WHAT IS ASKED: Go through the listing and copy every line word for word.

-- BEGIN RECORDS SHOWN --

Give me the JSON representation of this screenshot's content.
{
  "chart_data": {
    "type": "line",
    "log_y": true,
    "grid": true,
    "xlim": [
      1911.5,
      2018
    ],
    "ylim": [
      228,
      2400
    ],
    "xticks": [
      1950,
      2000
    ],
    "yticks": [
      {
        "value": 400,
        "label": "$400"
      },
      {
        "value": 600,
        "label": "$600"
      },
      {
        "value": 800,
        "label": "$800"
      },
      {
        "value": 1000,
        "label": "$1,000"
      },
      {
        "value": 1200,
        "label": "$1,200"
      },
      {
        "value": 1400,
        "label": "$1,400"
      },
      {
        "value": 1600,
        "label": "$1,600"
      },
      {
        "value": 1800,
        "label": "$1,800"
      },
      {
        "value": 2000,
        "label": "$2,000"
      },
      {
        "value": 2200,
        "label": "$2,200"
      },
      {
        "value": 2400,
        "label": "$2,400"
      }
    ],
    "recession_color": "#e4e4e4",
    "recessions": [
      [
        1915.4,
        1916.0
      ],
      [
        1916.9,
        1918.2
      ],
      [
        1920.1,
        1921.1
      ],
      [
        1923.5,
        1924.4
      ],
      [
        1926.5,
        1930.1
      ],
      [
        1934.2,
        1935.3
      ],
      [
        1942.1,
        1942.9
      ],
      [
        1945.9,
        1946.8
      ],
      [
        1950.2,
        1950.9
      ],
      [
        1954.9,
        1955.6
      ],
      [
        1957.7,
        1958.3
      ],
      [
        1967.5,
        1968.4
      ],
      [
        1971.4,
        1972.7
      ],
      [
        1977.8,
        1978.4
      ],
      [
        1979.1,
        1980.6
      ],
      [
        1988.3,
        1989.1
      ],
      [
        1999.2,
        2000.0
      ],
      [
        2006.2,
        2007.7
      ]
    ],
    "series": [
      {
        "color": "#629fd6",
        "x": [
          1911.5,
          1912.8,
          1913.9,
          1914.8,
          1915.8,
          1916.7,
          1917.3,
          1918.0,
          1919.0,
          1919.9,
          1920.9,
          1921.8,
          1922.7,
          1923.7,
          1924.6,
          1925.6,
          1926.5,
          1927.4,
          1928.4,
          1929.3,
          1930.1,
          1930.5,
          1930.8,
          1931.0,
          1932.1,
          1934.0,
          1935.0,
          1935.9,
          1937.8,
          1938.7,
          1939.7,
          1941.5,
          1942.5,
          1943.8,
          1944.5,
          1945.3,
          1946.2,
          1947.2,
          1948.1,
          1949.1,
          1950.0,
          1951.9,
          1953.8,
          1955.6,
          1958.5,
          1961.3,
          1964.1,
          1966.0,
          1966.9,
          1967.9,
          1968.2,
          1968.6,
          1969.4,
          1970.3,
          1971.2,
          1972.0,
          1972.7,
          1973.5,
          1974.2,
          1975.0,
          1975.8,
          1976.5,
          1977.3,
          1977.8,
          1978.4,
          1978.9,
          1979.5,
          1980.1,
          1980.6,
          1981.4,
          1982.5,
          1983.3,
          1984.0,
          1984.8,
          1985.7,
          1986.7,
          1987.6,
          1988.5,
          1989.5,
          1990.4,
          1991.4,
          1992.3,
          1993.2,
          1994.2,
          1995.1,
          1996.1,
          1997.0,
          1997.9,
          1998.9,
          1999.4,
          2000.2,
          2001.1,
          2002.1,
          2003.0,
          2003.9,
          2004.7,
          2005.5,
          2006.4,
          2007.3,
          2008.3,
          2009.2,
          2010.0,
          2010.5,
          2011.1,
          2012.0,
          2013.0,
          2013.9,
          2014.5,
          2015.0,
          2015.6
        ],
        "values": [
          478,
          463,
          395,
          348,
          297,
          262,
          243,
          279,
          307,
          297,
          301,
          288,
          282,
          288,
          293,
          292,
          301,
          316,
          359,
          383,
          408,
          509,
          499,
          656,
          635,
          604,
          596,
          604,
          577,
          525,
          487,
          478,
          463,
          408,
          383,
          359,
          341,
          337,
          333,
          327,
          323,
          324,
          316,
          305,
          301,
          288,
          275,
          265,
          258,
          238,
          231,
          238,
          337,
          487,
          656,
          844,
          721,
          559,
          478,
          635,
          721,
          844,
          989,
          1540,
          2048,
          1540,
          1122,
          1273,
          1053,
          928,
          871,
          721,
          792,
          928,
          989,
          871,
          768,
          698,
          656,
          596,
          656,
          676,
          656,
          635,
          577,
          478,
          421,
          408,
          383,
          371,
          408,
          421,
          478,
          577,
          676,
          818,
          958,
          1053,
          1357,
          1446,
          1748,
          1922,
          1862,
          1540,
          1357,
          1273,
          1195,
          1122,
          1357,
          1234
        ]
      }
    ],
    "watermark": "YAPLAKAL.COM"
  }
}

-- END RECORDS SHOWN --

THE RESPONSE:
Give me the JSON representation of this screenshot's content.
{
  "chart_data": {
    "type": "line",
    "log_y": true,
    "grid": true,
    "xlim": [
      1911.5,
      2018
    ],
    "ylim": [
      228,
      2400
    ],
    "xticks": [
      1950,
      2000
    ],
    "yticks": [
      {
        "value": 400,
        "label": "$400"
      },
      {
        "value": 600,
        "label": "$600"
      },
      {
        "value": 800,
        "label": "$800"
      },
      {
        "value": 1000,
        "label": "$1,000"
      },
      {
        "value": 1200,
        "label": "$1,200"
      },
      {
        "value": 1400,
        "label": "$1,400"
      },
      {
        "value": 1600,
        "label": "$1,600"
      },
      {
        "value": 1800,
        "label": "$1,800"
      },
      {
        "value": 2000,
        "label": "$2,000"
      },
      {
        "value": 2200,
        "label": "$2,200"
      },
      {
        "value": 2400,
        "label": "$2,400"
      }
    ],
    "recession_color": "#e4e4e4",
    "recessions": [
      [
        1915.4,
        1916.0
      ],
      [
        1916.9,
        1918.2
      ],
      [
        1920.1,
        1921.1
      ],
      [
        1923.5,
        1924.4
      ],
      [
        1926.5,
        1930.1
      ],
      [
        1934.2,
        1935.3
      ],
      [
        1942.1,
        1942.9
      ],
      [
        1945.9,
        1946.8
      ],
      [
        1950.2,
        1950.9
      ],
      [
        1954.9,
        1955.6
      ],
      [
        1957.7,
        1958.3
      ],
      [
        1967.5,
        1968.4
      ],
      [
        1971.4,
        1972.7
      ],
      [
        1977.8,
        1978.4
      ],
      [
        1979.1,
        1980.6
      ],
      [
        1988.3,
        1989.1
      ],
      [
        1999.2,
        2000.0
      ],
      [
        2006.2,
        2007.7
      ]
    ],
    "series": [
      {
        "color": "#629fd6",
        "x": [
          1911.5,
          1912.8,
          1913.9,
          1914.8,
          1915.8,
          1916.7,
          1917.3,
          1918.0,
          1919.0,
          1919.9,
          1920.9,
          1921.8,
          1922.7,
          1923.7,
          1924.6,
          1925.6,
          1926.5,
          1927.4,
          1928.4,
          1929.3,
          1930.1,
          1930.5,
          1930.8,
          1931.0,
          1932.1,
          1934.0,
          1935.0,
          1935.9,
          1937.8,
          1938.7,
          1939.7,
          1941.5,
          1942.5,
          1943.8,
          1944.5,
          1945.3,
          1946.2,
          1947.2,
          1948.1,
          1949.1,
          1950.0,
          1951.9,
          1953.8,
          1955.6,
          1958.5,
          1961.3,
          1964.1,
          1966.0,
          1966.9,
          1967.9,
          1968.2,
          1968.6,
          1969.4,
          1970.3,
          1971.2,
          1972.0,
          1972.7,
          1973.5,
          1974.2,
          1975.0,
          1975.8,
          1976.5,
          1977.3,
          1977.8,
          1978.4,
          1978.9,
          1979.5,
          1980.1,
          1980.6,
          1981.4,
          1982.5,
          1983.3,
          1984.0,
          1984.8,
          1985.7,
          1986.7,
          1987.6,
          1988.5,
          1989.5,
          1990.4,
          1991.4,
          1992.3,
          1993.2,
          1994.2,
          1995.1,
          1996.1,
          1997.0,
          1997.9,
          1998.9,
          1999.4,
          2000.2,
          2001.1,
          2002.1,
          2003.0,
          2003.9,
          2004.7,
          2005.5,
          2006.4,
          2007.3,
          2008.3,
          2009.2,
          2010.0,
          2010.5,
          2011.1,
          2012.0,
          2013.0,
          2013.9,
          2014.5,
          2015.0,
          2015.6
        ],
        "values": [
          478,
          463,
          395,
          348,
          297,
          262,
          243,
          279,
          307,
          297,
          301,
          288,
          282,
          288,
          293,
          292,
          301,
          316,
          359,
          383,
          408,
          509,
          499,
          656,
          635,
          604,
          596,
          604,
          577,
          525,
          487,
          478,
          463,
          408,
          383,
          359,
          341,
          337,
          333,
          327,
          323,
          324,
          316,
          305,
          301,
          288,
          275,
          265,
          258,
          238,
          231,
          238,
          337,
          487,
          656,
          844,
          721,
          559,
          478,
          635,
          721,
          844,
          989,
          1540,
          2048,
          1540,
          1122,
          1273,
          1053,
          928,
          871,
          721,
          792,
          928,
          989,
          871,
          768,
          698,
          656,
          596,
          656,
          676,
          656,
          635,
          577,
          478,
          421,
          408,
          383,
          371,
          408,
          421,
          478,
          577,
          676,
          818,
          958,
          1053,
          1357,
          1446,
          1748,
          1922,
          1862,
          1540,
          1357,
          1273,
          1195,
          1122,
          1357,
          1234
        ]
      }
    ],
    "watermark": "YAPLAKAL.COM"
  }
}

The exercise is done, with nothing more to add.